-- Start Records for the exercise --

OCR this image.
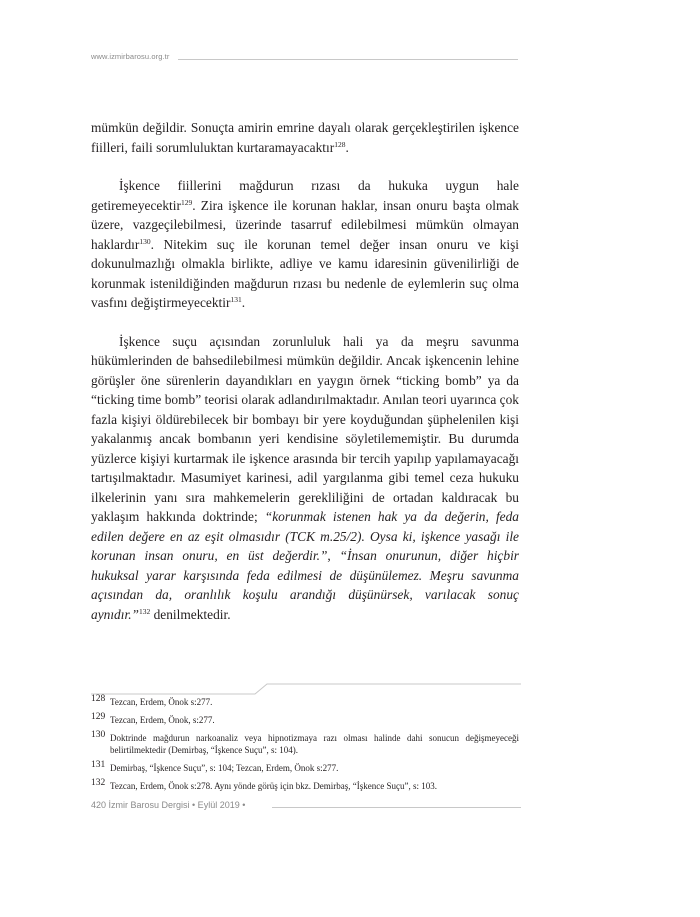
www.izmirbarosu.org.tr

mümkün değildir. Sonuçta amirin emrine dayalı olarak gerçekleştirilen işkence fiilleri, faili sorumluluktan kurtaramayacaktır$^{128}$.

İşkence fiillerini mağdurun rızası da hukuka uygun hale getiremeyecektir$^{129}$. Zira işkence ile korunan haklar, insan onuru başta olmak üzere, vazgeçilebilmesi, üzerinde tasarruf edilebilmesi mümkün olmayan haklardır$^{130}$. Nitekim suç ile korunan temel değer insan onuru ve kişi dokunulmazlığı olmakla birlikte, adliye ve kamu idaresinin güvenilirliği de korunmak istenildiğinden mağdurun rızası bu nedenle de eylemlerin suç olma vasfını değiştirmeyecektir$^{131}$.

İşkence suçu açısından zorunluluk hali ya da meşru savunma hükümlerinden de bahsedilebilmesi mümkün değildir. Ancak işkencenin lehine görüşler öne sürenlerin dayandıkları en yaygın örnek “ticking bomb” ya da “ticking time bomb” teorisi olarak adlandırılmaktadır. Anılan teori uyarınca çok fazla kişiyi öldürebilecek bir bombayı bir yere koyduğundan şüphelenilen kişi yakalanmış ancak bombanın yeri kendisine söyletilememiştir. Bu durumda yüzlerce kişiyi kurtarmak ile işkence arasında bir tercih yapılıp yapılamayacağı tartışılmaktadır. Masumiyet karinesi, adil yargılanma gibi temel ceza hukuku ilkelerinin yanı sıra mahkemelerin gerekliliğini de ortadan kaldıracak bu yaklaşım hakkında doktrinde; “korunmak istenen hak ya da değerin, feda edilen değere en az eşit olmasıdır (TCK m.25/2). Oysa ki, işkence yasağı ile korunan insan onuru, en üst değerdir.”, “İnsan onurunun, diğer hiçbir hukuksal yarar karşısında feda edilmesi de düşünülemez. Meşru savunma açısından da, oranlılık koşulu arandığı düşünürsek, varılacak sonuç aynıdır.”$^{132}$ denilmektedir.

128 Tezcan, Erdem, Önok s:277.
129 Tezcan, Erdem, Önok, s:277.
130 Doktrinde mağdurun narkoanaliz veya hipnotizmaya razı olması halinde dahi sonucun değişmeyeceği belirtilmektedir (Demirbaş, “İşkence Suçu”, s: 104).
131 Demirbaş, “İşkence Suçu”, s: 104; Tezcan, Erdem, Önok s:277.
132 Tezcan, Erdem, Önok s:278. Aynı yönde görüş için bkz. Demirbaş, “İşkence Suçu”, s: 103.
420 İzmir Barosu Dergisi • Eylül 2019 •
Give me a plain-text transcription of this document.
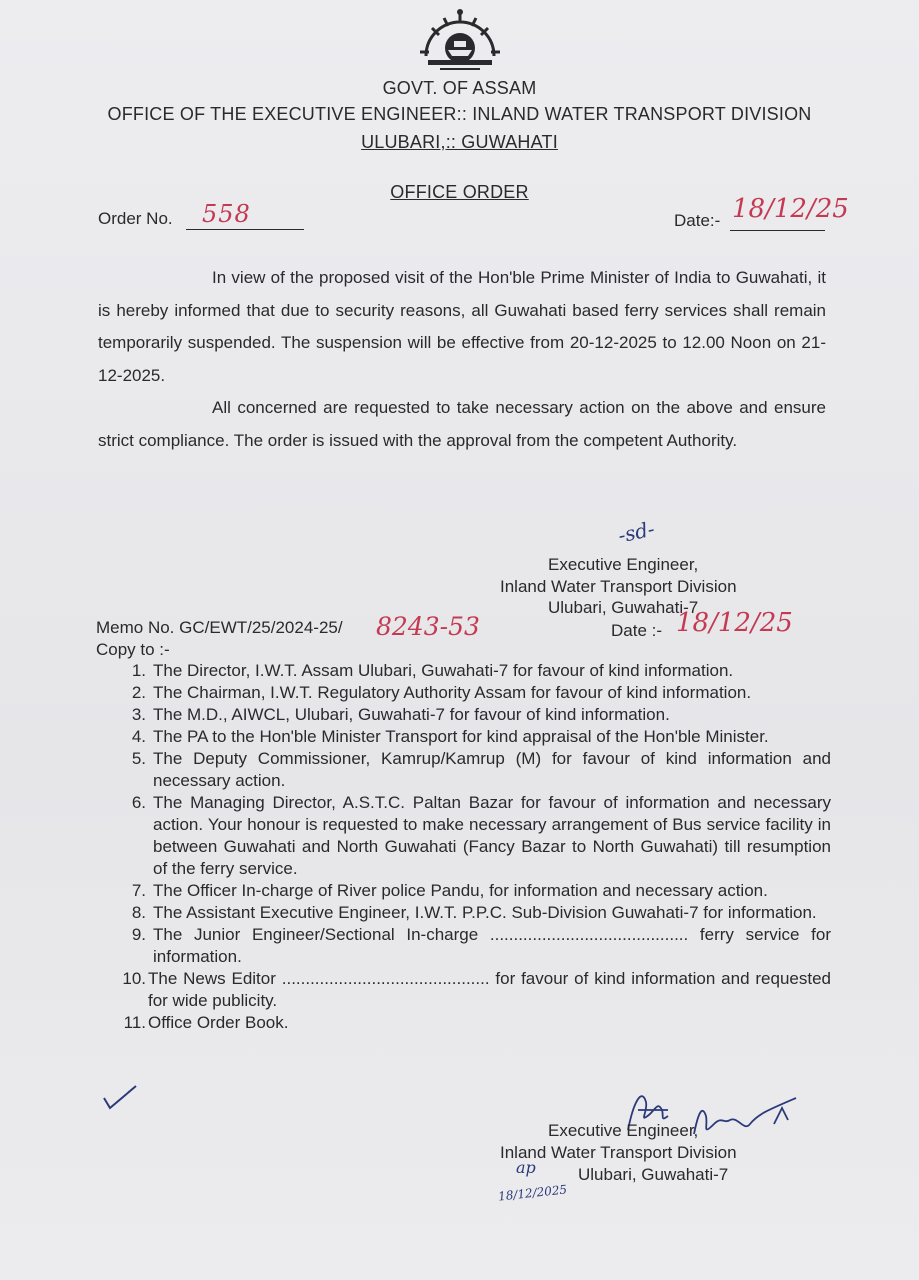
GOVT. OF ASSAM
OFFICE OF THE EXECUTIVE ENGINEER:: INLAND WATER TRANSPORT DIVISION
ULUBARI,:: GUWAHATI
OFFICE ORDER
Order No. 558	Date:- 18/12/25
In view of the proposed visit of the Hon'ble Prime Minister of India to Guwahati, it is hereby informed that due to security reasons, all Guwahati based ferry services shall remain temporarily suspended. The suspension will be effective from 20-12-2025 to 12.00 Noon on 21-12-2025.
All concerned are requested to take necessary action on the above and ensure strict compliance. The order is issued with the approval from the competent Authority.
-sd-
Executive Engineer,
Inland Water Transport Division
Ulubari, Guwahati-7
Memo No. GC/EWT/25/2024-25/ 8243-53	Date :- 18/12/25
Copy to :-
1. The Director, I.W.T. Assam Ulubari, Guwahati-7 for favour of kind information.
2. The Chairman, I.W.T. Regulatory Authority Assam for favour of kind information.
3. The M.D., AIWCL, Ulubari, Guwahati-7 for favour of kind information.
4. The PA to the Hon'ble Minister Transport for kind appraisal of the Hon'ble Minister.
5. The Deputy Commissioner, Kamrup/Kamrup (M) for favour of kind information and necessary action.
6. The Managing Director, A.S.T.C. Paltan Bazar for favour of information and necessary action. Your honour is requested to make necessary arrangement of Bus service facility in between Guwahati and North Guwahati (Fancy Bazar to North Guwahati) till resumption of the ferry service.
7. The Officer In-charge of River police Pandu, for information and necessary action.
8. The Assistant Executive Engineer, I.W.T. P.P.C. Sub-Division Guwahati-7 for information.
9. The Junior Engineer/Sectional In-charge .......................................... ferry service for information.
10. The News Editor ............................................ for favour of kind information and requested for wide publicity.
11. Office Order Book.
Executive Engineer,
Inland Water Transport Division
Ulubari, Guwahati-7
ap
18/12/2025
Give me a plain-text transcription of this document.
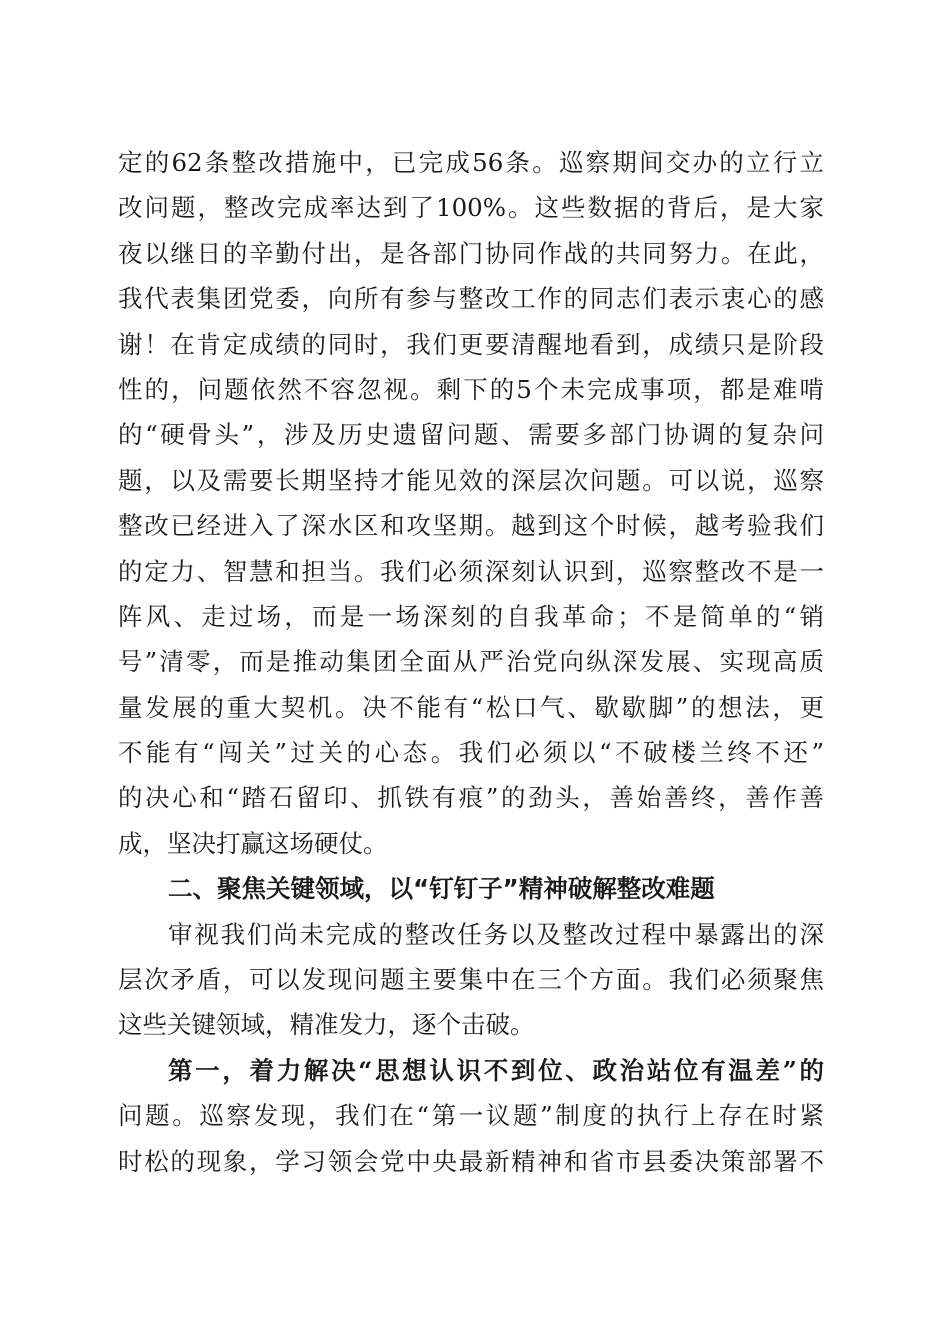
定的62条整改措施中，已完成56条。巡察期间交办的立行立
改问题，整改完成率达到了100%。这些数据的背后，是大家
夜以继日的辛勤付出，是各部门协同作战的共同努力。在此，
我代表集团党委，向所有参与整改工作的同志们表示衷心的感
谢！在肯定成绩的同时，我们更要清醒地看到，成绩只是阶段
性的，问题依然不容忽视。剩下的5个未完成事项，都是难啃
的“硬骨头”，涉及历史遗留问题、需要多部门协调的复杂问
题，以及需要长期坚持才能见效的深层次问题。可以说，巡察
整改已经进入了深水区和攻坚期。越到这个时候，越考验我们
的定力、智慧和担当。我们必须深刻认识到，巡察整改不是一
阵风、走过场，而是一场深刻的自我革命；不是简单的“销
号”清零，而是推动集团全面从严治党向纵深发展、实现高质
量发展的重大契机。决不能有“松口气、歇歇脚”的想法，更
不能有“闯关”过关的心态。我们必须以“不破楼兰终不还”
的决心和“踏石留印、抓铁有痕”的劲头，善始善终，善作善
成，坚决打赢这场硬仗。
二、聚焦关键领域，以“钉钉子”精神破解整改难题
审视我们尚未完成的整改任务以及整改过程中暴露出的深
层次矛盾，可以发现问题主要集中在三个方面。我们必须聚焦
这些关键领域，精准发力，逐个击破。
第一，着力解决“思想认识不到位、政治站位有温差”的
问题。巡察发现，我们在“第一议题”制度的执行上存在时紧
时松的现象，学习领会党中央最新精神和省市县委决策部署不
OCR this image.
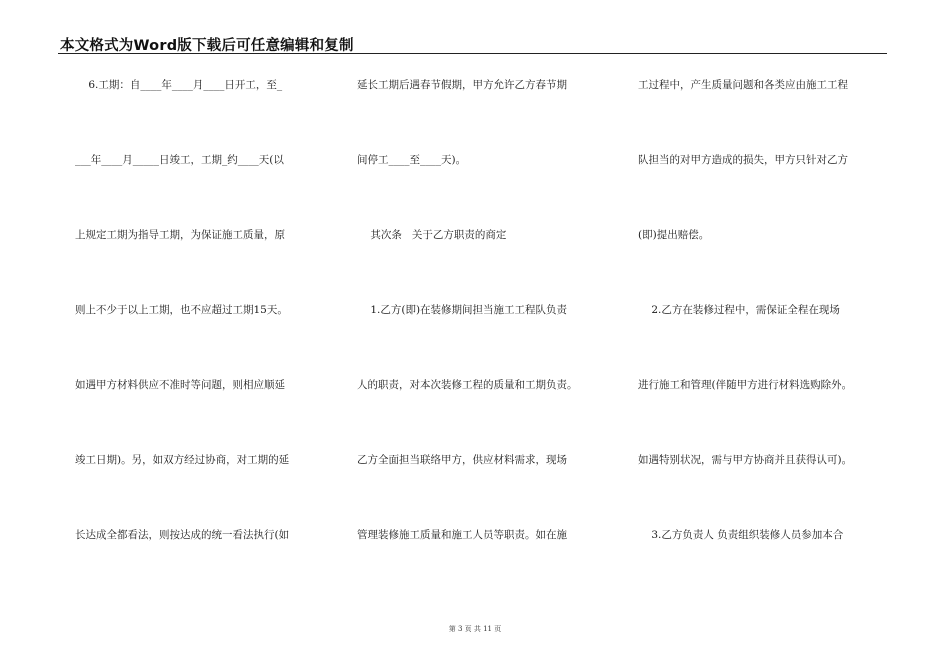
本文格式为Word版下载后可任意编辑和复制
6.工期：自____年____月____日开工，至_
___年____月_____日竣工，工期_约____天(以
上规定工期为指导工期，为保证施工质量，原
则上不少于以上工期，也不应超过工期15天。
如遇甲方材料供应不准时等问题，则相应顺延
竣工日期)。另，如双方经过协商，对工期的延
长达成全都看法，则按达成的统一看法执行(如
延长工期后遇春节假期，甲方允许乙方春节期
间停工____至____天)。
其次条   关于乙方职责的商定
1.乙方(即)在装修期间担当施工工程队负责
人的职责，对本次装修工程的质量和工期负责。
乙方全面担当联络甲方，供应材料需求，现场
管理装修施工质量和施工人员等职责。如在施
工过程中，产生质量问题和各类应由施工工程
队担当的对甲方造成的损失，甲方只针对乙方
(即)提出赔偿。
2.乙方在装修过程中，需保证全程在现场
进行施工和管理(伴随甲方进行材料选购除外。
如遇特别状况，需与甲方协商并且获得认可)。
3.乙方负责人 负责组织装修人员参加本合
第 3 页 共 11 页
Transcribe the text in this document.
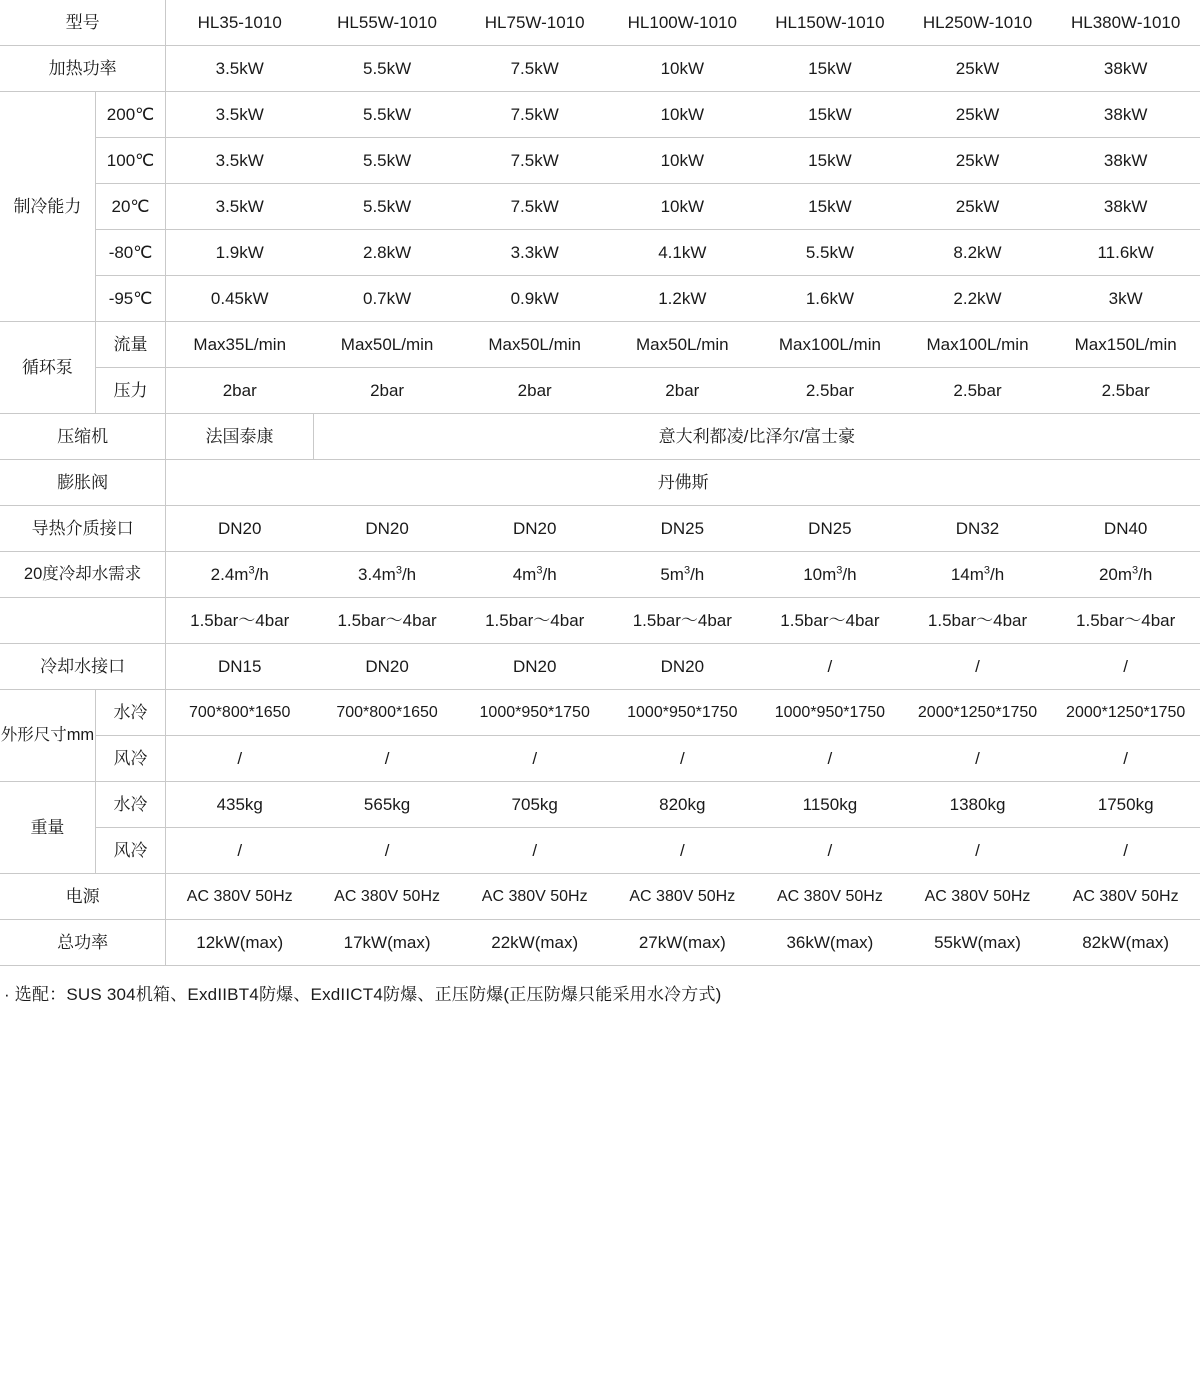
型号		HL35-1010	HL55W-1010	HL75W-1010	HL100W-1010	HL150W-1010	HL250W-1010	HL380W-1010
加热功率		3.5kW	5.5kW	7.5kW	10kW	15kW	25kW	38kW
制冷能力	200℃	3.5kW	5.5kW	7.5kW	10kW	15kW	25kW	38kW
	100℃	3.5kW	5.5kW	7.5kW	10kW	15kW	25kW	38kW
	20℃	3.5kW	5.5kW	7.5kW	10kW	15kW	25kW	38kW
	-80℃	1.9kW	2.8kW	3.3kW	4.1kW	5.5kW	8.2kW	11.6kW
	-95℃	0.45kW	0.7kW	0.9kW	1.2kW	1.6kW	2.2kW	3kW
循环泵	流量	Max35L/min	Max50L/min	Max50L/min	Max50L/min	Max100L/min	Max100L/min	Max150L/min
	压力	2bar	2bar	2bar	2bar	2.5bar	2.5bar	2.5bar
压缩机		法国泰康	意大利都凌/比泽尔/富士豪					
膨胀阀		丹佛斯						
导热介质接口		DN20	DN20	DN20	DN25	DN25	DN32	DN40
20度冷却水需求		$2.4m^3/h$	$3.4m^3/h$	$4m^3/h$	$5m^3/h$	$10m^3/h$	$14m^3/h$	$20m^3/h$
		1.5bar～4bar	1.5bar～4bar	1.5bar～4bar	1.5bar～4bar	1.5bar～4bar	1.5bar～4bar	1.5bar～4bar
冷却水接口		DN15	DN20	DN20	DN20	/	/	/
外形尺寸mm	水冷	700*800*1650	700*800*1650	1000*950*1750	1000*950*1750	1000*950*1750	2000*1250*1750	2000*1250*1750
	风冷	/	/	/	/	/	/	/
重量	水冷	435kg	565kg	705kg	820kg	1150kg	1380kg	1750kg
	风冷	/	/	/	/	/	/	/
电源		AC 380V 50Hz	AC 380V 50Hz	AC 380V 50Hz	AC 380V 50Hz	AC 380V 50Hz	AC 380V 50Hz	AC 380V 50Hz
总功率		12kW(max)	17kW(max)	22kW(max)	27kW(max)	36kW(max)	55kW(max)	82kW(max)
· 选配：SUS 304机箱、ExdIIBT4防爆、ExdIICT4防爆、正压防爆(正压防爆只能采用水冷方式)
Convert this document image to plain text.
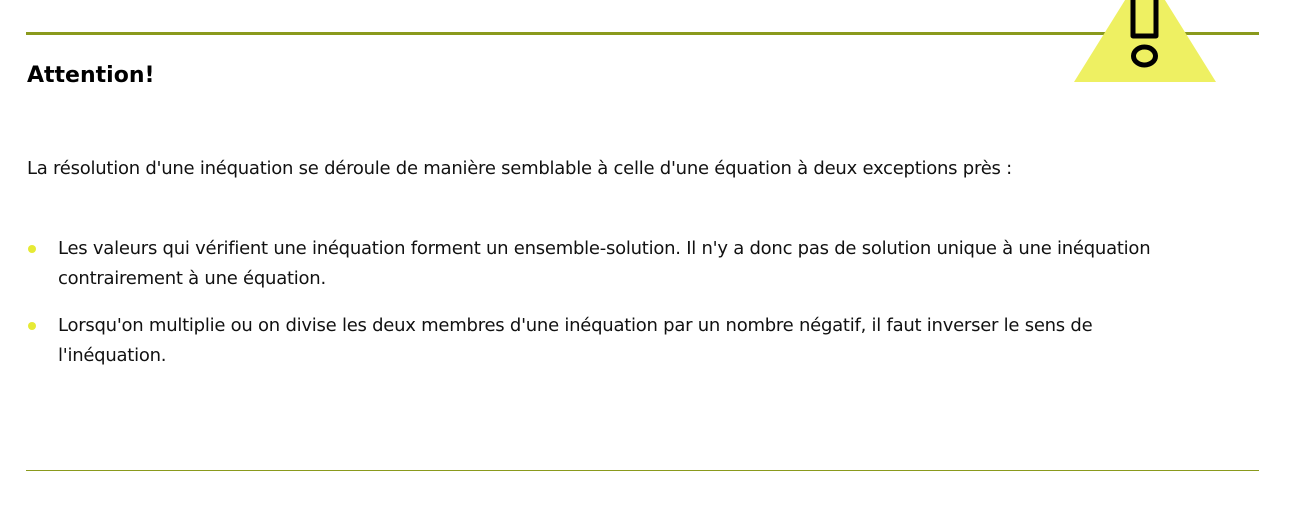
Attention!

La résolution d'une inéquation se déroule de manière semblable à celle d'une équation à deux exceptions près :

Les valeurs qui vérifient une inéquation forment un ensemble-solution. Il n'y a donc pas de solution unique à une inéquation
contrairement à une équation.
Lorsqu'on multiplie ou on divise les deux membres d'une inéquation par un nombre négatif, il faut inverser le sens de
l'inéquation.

-- End Records for the exercise --

**What you need to do**
Copy each line above that contains the word "inéquation".

**Complete response**
La résolution d'une inéquation se déroule de manière semblable à celle d'une équation à deux exceptions près :
Les valeurs qui vérifient une inéquation forment un ensemble-solution. Il n'y a donc pas de solution unique à une inéquation
Lorsqu'on multiplie ou on divise les deux membres d'une inéquation par un nombre négatif, il faut inverser le sens de
l'inéquation.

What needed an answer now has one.